● EXERCISE REQUIREMENTS: Every line below that holds the string "унитарным" should be copied out.

● RAW RECORDS:

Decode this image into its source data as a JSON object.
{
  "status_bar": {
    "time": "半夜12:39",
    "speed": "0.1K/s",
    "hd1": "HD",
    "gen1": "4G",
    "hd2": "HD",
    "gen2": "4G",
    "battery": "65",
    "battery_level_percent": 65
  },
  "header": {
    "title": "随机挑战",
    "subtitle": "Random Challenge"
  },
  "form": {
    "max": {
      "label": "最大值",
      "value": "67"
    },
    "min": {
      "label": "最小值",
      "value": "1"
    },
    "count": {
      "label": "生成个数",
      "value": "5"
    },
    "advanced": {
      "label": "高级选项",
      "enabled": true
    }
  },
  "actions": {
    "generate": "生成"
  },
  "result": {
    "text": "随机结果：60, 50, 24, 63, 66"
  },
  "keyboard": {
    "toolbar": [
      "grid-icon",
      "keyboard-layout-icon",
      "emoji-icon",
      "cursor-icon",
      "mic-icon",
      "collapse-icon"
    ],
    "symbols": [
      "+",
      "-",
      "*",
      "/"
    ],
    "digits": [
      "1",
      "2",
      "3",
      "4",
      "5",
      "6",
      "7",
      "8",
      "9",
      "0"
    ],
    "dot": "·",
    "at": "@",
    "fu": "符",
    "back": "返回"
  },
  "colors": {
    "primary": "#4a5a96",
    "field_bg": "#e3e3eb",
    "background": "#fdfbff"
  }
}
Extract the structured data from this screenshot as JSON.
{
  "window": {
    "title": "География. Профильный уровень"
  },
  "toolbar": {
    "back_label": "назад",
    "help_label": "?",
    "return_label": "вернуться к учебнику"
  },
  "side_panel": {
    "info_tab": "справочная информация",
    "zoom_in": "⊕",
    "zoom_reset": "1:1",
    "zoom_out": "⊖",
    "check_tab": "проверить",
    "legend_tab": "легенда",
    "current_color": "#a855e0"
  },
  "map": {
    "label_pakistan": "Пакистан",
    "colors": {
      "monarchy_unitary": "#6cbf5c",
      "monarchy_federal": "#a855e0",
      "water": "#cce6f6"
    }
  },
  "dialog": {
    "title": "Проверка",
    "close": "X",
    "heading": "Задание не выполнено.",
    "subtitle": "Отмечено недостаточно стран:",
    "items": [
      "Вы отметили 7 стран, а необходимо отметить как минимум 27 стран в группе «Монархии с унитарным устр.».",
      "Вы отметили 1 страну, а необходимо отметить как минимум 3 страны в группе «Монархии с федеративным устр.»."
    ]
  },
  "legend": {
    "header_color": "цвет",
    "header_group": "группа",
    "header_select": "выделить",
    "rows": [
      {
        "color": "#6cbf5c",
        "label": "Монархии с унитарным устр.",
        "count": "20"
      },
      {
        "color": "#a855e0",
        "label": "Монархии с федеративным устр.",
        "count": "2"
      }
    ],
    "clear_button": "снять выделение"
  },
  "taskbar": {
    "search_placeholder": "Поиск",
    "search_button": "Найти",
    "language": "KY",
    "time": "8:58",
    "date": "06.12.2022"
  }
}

● ANSWER TO THE TASK:
      "Вы отметили 7 стран, а необходимо отметить как минимум 27 стран в группе «Монархии с унитарным устр.».",
        "label": "Монархии с унитарным устр.",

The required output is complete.